═════ Supplied information ═════

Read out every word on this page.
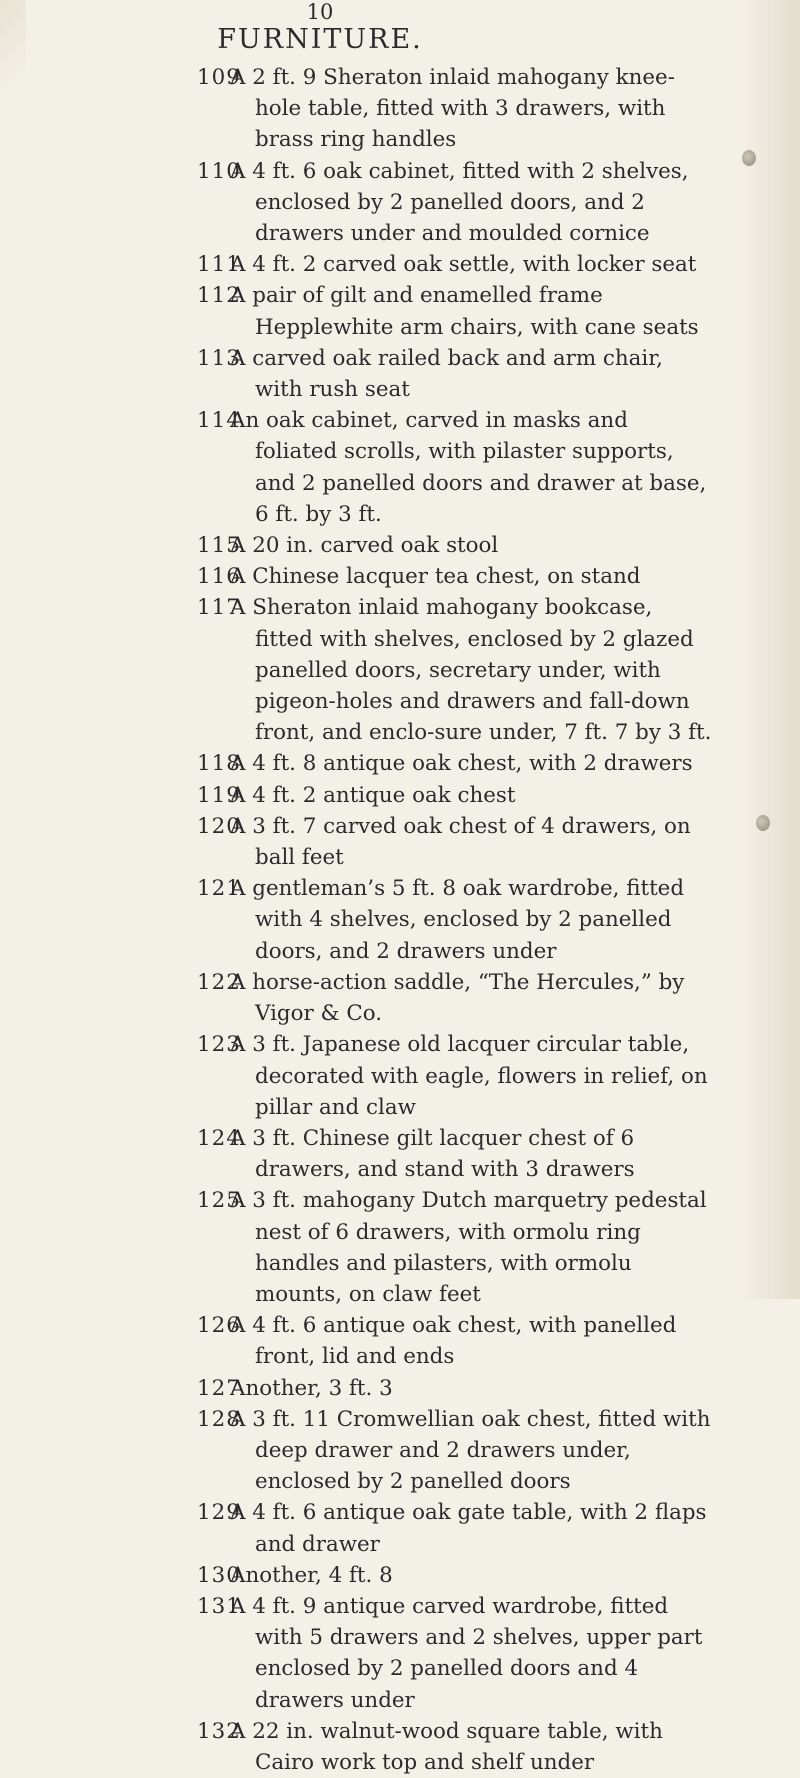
10
FURNITURE.

109
A 2 ft. 9 Sheraton inlaid mahogany knee-hole table, fitted with 3 drawers, with brass ring handles

110
A 4 ft. 6 oak cabinet, fitted with 2 shelves, enclosed by 2 panelled doors, and 2 drawers under and moulded cornice

111
A 4 ft. 2 carved oak settle, with locker seat

112
A pair of gilt and enamelled frame Hepplewhite arm chairs, with cane seats

113
A carved oak railed back and arm chair, with rush seat

114
An oak cabinet, carved in masks and foliated scrolls, with pilaster supports, and 2 panelled doors and drawer at base, 6 ft. by 3 ft.

115
A 20 in. carved oak stool

116
A Chinese lacquer tea chest, on stand

117
A Sheraton inlaid mahogany bookcase, fitted with shelves, enclosed by 2 glazed panelled doors, secretary under, with pigeon-holes and drawers and fall-down front, and enclo-sure under, 7 ft. 7 by 3 ft.

118
A 4 ft. 8 antique oak chest, with 2 drawers

119
A 4 ft. 2 antique oak chest

120
A 3 ft. 7 carved oak chest of 4 drawers, on ball feet

121
A gentleman’s 5 ft. 8 oak wardrobe, fitted with 4 shelves, enclosed by 2 panelled doors, and 2 drawers under

122
A horse-action saddle, “The Hercules,” by Vigor & Co.

123
A 3 ft. Japanese old lacquer circular table, decorated with eagle, flowers in relief, on pillar and claw

124
A 3 ft. Chinese gilt lacquer chest of 6 drawers, and stand with 3 drawers

125
A 3 ft. mahogany Dutch marquetry pedestal nest of 6 drawers, with ormolu ring handles and pilasters, with ormolu mounts, on claw feet

126
A 4 ft. 6 antique oak chest, with panelled front, lid and ends

127
Another, 3 ft. 3

128
A 3 ft. 11 Cromwellian oak chest, fitted with deep drawer and 2 drawers under, enclosed by 2 panelled doors

129
A 4 ft. 6 antique oak gate table, with 2 flaps and drawer

130
Another, 4 ft. 8

131
A 4 ft. 9 antique carved wardrobe, fitted with 5 drawers and 2 shelves, upper part enclosed by 2 panelled doors and 4 drawers under

132
A 22 in. walnut-wood square table, with Cairo work top and shelf under
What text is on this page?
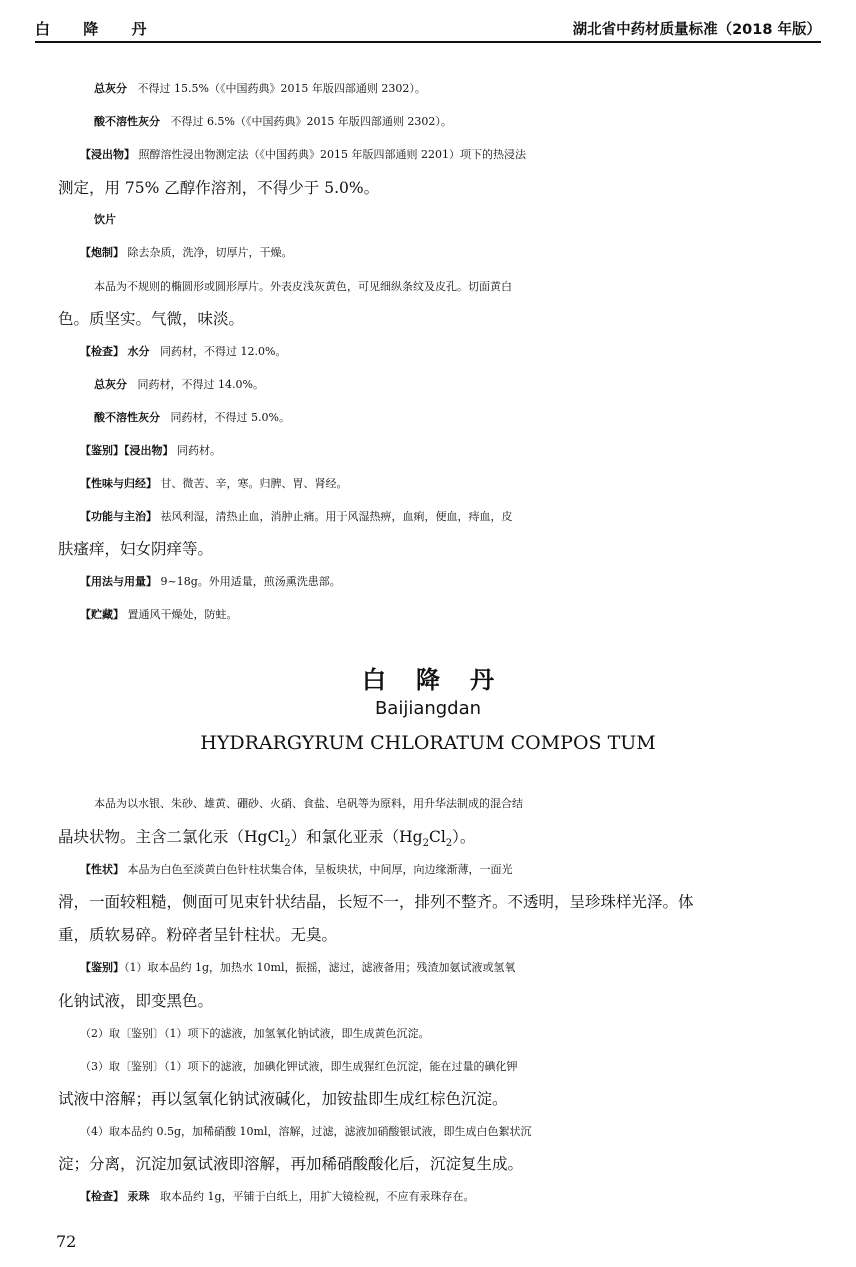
白 降 丹	湖北省中药材质量标准（2018 年版）
总灰分 不得过 15.5%（《中国药典》2015 年版四部通则 2302）。
酸不溶性灰分 不得过 6.5%（《中国药典》2015 年版四部通则 2302）。
【浸出物】 照醇溶性浸出物测定法（《中国药典》2015 年版四部通则 2201）项下的热浸法
测定，用 75% 乙醇作溶剂，不得少于 5.0%。
饮片
【炮制】 除去杂质，洗净，切厚片，干燥。
本品为不规则的椭圆形或圆形厚片。外表皮浅灰黄色，可见细纵条纹及皮孔。切面黄白
色。质坚实。气微，味淡。
【检查】 水分 同药材，不得过 12.0%。
总灰分 同药材，不得过 14.0%。
酸不溶性灰分 同药材，不得过 5.0%。
【鉴别】【浸出物】 同药材。
【性味与归经】 甘、微苦、辛，寒。归脾、胃、肾经。
【功能与主治】 祛风利湿，清热止血，消肿止痛。用于风湿热痹，血痢，便血，痔血，皮
肤瘙痒，妇女阴痒等。
【用法与用量】 9~18g。外用适量，煎汤熏洗患部。
【贮藏】 置通风干燥处，防蛀。
白降丹
Baijiangdan
HYDRARGYRUM CHLORATUM COMPOS TUM
本品为以水银、朱砂、雄黄、硼砂、火硝、食盐、皂矾等为原料，用升华法制成的混合结
晶块状物。主含二氯化汞（HgCl$_2$）和氯化亚汞$(Hg_2Cl_2)$。
【性状】 本品为白色至淡黄白色针柱状集合体，呈板块状，中间厚，向边缘渐薄，一面光
滑，一面较粗糙，侧面可见束针状结晶，长短不一，排列不整齐。不透明，呈珍珠样光泽。体
重，质软易碎。粉碎者呈针柱状。无臭。
【鉴别】（1）取本品约 1g，加热水 10ml，振摇，滤过，滤液备用；残渣加氨试液或氢氧
化钠试液，即变黑色。
（2）取〔鉴别〕（1）项下的滤液，加氢氧化钠试液，即生成黄色沉淀。
（3）取〔鉴别〕（1）项下的滤液，加碘化钾试液，即生成猩红色沉淀，能在过量的碘化钾
试液中溶解；再以氢氧化钠试液碱化，加铵盐即生成红棕色沉淀。
（4）取本品约 0.5g，加稀硝酸 10ml，溶解，过滤，滤液加硝酸银试液，即生成白色絮状沉
淀；分离，沉淀加氨试液即溶解，再加稀硝酸酸化后，沉淀复生成。
【检查】 汞珠 取本品约 1g，平铺于白纸上，用扩大镜检视，不应有汞珠存在。
72
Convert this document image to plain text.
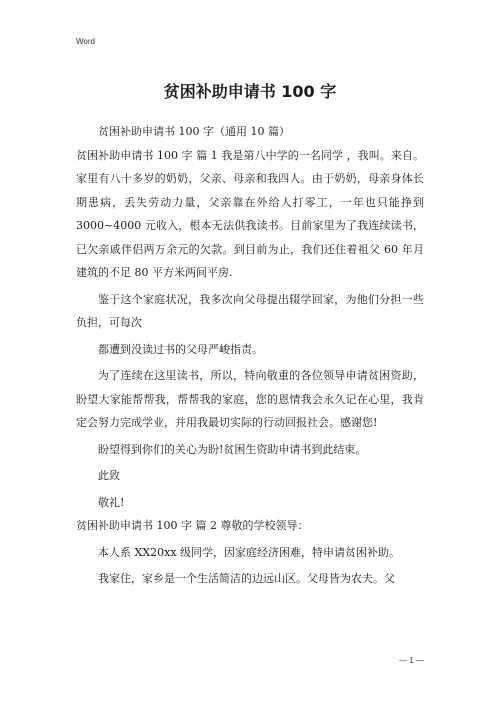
Word
贫困补助申请书 100 字

贫困补助申请书 100 字（通用 10 篇）

贫困补助申请书 100 字 篇 1 我是第八中学的一名同学 ，我叫。来自。家里有八十多岁的奶奶，父亲、母亲和我四人。由于奶奶，母亲身体长期患病，丢失劳动力量，父亲靠在外给人打零工，一年也只能挣到 3000~4000 元收入，根本无法供我读书。目前家里为了我连续读书，已欠亲戚伴侣两万余元的欠款。到目前为止，我们还住着祖父 60 年月建筑的不足 80 平方米两间平房.

鉴于这个家庭状况，我多次向父母提出辍学回家，为他们分担一些负担，可每次

都遭到没读过书的父母严峻指责。

为了连续在这里读书，所以，特向敬重的各位领导申请贫困资助，盼望大家能帮帮我，帮帮我的家庭，您的恩情我会永久记在心里，我肯定会努力完成学业，并用我最切实际的行动回报社会。感谢您!

盼望得到你们的关心为盼!贫困生资助申请书到此结束。

此致

敬礼!

贫困补助申请书 100 字 篇 2 尊敬的学校领导：

本人系 XX20xx 级同学，因家庭经济困难，特申请贫困补助。

我家住，家乡是一个生活简洁的边远山区。父母皆为农夫。父

— 1 —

═════

- Exercise task: Each line in the entries above that includes the string "wardrobe" should be extracted.

- Written answer:
A gentleman’s 5 ft. 8 oak wardrobe, fitted with 4 shelves, enclosed by 2 panelled doors, and 2 drawers under
A 4 ft. 9 antique carved wardrobe, fitted with 5 drawers and 2 shelves, upper part enclosed by 2 panelled doors and 4 drawers under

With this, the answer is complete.